Written exercise: Select and copy out every line in the records containing "code".

Provided data:
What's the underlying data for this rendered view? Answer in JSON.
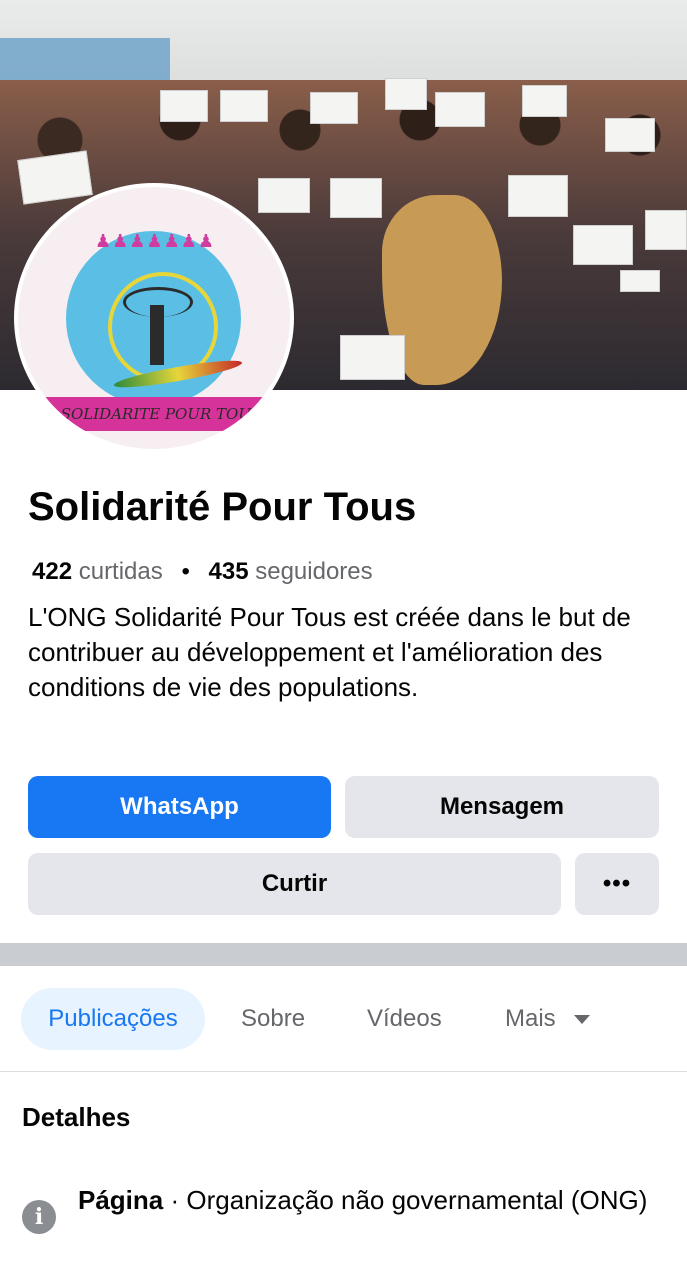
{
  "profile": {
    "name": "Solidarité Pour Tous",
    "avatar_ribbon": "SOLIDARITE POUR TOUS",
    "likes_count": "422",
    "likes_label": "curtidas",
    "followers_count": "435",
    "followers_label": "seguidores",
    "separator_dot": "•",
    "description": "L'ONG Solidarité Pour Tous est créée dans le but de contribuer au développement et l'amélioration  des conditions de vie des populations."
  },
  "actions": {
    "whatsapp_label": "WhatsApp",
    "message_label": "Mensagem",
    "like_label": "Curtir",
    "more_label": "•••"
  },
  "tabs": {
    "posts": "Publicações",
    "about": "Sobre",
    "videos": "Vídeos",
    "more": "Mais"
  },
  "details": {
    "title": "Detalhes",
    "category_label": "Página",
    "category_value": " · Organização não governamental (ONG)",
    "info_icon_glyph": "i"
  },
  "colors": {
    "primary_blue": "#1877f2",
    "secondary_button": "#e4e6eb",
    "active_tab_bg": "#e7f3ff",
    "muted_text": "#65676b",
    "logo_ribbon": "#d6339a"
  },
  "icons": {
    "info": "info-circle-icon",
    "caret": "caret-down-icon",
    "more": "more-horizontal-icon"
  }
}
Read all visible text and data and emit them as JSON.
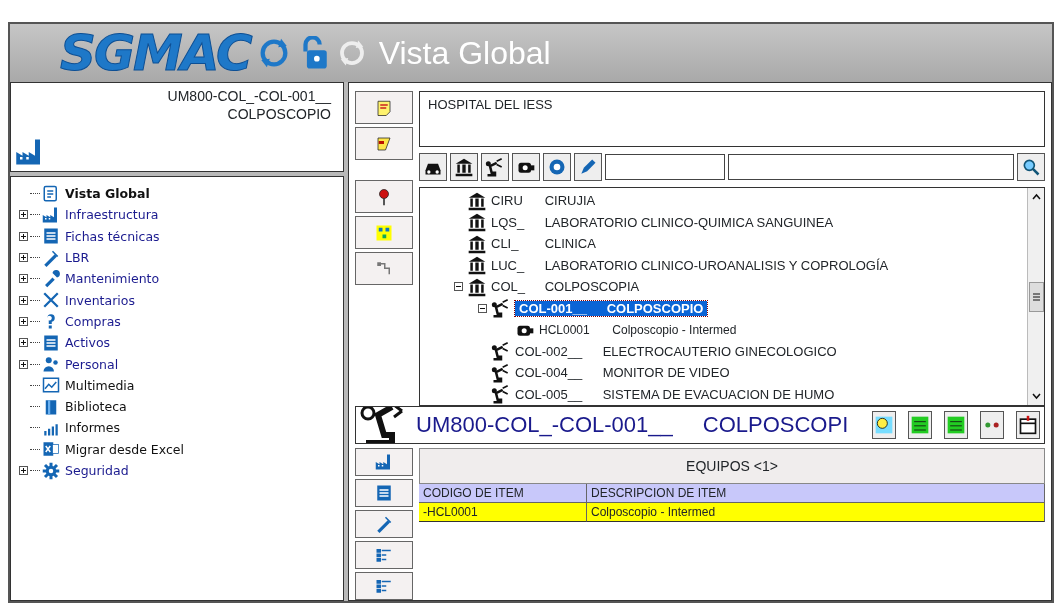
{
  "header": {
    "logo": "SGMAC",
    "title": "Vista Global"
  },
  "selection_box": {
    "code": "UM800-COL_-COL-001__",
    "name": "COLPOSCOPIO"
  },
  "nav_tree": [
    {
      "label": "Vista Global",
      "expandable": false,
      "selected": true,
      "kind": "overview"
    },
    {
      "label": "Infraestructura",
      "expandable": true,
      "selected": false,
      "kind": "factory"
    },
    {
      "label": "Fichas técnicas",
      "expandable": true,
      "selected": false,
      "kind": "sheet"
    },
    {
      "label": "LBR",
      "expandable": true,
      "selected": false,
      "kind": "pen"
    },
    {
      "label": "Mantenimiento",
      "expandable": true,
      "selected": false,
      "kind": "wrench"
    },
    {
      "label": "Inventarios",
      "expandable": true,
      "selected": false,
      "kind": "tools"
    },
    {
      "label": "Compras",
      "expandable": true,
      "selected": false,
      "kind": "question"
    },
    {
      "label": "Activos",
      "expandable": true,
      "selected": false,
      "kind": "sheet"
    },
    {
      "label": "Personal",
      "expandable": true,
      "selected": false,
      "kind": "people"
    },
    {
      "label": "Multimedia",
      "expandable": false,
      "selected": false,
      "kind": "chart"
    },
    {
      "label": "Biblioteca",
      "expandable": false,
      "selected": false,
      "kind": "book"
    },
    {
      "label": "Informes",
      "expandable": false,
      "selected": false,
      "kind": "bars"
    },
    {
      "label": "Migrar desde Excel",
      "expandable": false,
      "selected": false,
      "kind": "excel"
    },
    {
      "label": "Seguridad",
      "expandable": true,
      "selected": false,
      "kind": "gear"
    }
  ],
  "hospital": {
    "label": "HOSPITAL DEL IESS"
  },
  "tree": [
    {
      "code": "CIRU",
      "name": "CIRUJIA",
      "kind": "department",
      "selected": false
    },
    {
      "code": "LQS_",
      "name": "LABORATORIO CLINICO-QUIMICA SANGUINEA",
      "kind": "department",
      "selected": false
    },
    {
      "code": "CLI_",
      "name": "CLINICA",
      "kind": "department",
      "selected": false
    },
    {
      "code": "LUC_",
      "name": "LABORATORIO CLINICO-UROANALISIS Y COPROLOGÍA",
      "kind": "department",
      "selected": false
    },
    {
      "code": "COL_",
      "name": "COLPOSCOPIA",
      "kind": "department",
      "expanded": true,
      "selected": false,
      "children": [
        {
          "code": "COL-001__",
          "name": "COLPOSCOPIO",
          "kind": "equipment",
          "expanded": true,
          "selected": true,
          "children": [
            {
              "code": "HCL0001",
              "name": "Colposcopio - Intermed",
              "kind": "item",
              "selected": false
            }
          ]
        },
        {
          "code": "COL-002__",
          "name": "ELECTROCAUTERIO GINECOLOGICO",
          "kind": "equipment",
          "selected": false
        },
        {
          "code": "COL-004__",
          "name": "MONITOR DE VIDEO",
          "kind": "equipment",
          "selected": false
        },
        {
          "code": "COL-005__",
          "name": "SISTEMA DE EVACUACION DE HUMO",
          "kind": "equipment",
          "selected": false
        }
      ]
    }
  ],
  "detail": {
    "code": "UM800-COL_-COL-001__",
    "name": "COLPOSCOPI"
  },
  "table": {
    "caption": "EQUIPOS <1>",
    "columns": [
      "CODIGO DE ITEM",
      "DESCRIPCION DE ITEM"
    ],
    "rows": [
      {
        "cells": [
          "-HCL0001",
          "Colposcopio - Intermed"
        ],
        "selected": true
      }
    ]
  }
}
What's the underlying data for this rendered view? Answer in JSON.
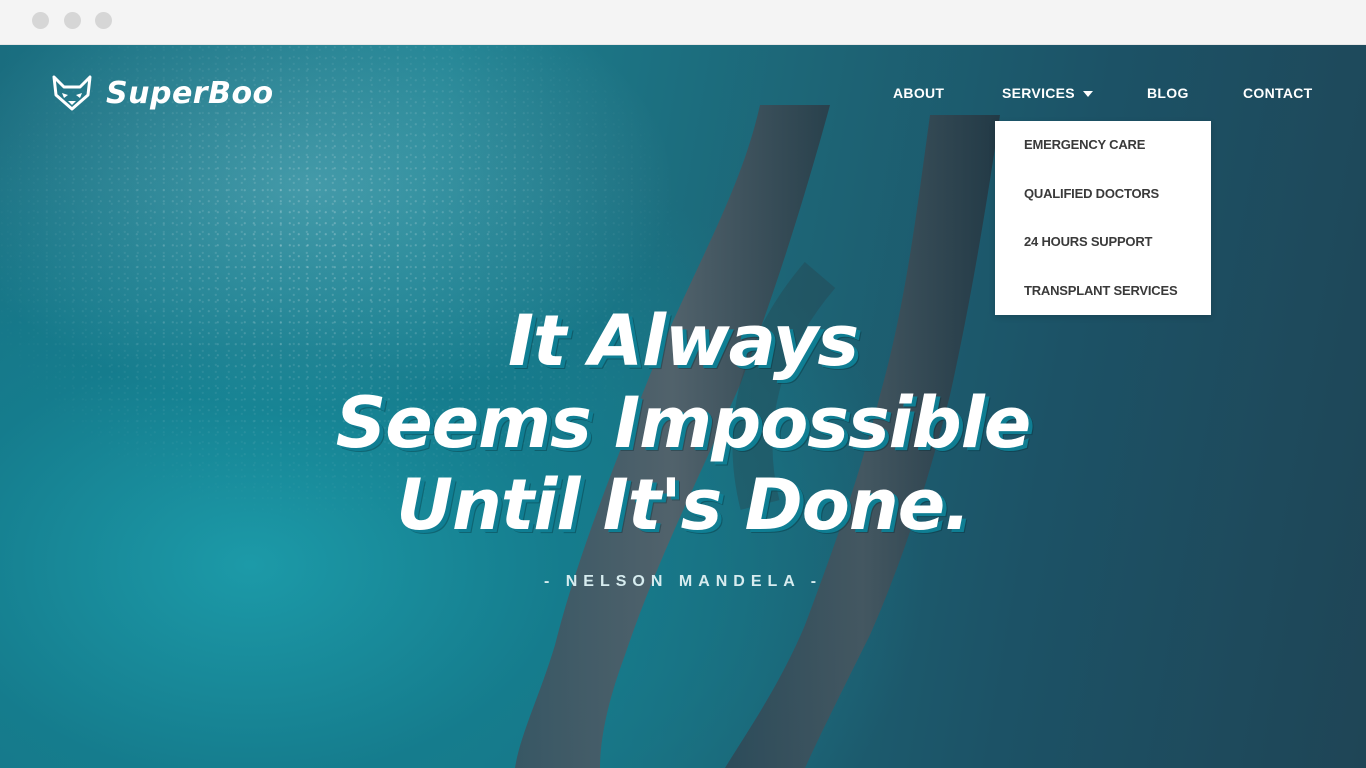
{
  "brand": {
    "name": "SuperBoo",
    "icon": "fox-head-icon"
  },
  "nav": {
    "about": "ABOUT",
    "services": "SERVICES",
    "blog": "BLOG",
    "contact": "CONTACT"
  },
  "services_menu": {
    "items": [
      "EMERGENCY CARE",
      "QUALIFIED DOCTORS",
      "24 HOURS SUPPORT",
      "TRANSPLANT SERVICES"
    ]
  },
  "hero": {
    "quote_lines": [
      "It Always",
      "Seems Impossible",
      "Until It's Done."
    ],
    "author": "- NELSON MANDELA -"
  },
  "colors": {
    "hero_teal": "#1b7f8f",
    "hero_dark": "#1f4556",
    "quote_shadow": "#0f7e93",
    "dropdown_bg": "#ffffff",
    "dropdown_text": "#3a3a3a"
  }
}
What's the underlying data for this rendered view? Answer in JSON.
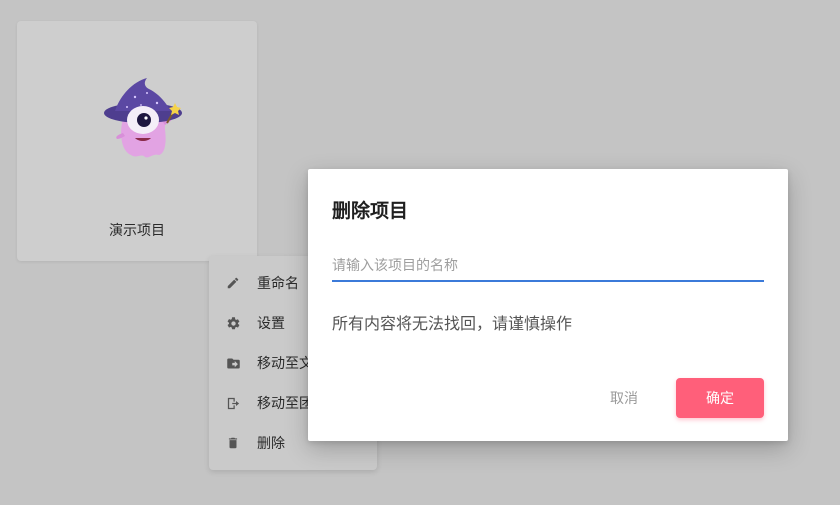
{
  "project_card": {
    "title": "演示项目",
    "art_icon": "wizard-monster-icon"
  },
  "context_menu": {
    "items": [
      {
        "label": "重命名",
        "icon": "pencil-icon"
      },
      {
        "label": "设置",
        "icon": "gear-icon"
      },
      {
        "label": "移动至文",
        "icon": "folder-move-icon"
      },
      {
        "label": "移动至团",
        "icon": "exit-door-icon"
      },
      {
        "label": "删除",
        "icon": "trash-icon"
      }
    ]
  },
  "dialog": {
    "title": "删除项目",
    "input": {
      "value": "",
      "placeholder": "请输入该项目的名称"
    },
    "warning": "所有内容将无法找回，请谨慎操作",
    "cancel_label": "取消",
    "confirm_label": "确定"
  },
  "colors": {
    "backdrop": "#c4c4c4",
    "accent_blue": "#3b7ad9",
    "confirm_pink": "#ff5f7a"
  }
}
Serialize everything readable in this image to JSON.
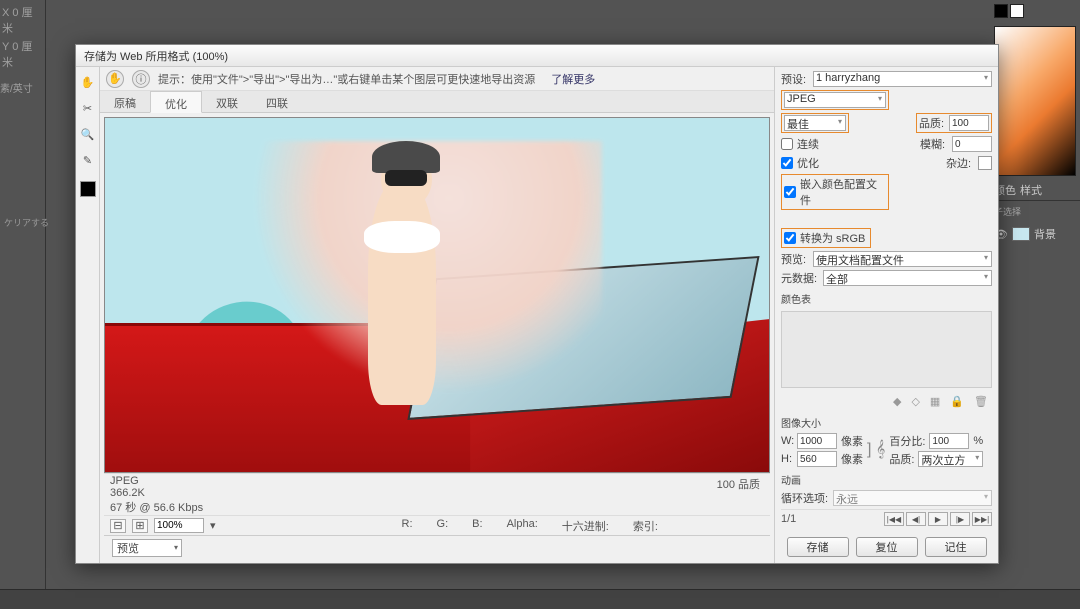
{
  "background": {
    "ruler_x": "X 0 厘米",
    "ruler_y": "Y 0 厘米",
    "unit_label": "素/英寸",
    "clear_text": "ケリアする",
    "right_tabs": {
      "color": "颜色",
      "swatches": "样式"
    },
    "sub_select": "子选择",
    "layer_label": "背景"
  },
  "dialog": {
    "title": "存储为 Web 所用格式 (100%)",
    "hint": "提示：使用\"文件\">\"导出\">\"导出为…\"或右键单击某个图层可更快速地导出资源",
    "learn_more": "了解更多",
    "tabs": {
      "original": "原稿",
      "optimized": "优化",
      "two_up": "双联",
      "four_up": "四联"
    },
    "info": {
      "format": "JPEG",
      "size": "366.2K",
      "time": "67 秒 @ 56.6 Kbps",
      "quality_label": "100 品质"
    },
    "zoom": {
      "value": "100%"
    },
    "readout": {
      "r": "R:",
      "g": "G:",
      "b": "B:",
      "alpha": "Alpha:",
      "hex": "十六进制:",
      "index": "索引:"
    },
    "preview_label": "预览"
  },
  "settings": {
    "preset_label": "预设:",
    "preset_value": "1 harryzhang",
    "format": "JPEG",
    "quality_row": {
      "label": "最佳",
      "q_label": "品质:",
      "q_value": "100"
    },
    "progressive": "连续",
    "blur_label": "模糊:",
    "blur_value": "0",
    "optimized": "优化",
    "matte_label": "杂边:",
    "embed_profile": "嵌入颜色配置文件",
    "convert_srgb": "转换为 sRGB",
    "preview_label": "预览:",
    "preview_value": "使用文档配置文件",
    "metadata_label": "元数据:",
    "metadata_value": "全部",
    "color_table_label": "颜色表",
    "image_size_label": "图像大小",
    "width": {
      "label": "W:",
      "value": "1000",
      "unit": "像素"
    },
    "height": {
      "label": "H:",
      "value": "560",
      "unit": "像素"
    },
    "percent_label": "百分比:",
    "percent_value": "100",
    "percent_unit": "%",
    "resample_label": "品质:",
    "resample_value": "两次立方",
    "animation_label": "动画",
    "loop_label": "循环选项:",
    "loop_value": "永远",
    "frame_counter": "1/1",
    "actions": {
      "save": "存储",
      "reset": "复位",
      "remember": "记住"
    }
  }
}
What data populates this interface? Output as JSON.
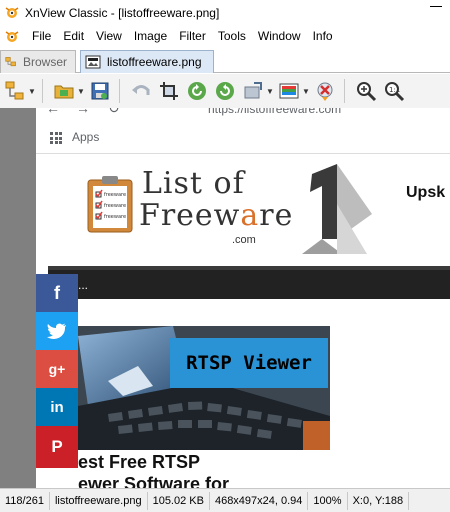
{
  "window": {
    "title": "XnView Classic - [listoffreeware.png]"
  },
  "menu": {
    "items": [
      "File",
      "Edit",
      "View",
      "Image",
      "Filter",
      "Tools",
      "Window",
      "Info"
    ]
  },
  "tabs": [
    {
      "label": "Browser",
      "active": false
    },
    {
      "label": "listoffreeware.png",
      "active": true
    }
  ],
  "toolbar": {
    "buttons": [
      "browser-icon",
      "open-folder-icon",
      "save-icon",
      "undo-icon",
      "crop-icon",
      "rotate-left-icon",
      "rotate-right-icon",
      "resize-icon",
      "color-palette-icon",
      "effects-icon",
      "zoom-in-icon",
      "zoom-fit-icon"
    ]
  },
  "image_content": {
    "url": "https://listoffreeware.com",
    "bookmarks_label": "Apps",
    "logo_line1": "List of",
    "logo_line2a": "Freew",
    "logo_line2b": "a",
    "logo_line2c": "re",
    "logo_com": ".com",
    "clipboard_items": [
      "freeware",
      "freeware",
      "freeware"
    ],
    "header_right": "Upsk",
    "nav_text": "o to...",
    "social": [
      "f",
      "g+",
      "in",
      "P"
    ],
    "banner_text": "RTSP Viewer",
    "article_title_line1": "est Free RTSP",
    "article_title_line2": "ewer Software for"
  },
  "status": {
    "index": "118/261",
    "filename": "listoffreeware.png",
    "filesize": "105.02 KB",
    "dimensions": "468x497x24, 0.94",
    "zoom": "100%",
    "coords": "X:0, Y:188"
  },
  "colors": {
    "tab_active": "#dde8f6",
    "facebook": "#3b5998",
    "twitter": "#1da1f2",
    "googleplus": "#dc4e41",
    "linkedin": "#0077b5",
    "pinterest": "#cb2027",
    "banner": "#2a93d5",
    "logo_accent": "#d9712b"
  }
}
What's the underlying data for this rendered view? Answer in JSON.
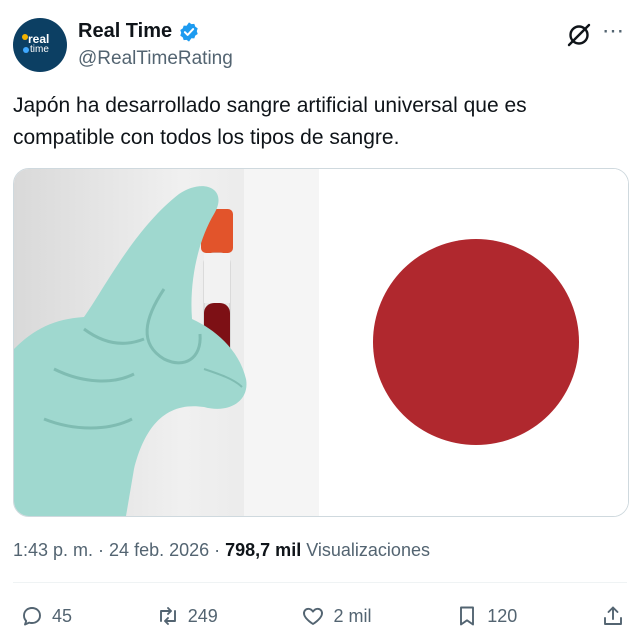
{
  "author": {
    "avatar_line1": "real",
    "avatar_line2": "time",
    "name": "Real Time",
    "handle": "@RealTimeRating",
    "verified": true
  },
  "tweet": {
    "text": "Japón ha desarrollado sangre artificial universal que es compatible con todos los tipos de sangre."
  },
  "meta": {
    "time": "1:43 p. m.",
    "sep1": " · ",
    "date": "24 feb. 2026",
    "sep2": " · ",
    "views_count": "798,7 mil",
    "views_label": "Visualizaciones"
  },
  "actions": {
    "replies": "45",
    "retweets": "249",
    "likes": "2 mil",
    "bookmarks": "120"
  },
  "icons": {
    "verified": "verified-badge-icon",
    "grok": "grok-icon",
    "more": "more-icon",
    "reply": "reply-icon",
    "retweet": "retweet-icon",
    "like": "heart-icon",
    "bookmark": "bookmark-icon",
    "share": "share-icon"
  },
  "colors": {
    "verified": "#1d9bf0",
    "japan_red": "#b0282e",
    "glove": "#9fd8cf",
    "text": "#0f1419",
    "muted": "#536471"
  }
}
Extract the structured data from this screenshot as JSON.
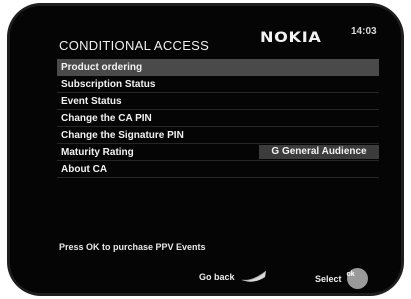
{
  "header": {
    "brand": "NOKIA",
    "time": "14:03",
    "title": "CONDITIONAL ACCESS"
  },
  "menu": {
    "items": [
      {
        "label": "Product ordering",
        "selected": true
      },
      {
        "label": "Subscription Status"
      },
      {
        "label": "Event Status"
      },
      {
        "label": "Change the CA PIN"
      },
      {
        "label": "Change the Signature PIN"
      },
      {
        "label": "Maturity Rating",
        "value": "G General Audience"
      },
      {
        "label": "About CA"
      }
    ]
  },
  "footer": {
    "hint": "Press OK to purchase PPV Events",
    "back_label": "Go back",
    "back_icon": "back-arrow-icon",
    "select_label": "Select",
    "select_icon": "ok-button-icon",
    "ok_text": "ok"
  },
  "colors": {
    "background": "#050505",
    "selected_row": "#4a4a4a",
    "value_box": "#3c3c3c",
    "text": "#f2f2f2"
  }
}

Result of this task:
    "code": "UM800-COL_-COL-001__",
      "code": "CIRU",
      "code": "LQS_",
      "code": "CLI_",
      "code": "LUC_",
      "code": "COL_",
          "code": "COL-001__",
              "code": "HCL0001",
          "code": "COL-002__",
          "code": "COL-004__",
          "code": "COL-005__",
    "code": "UM800-COL_-COL-001__",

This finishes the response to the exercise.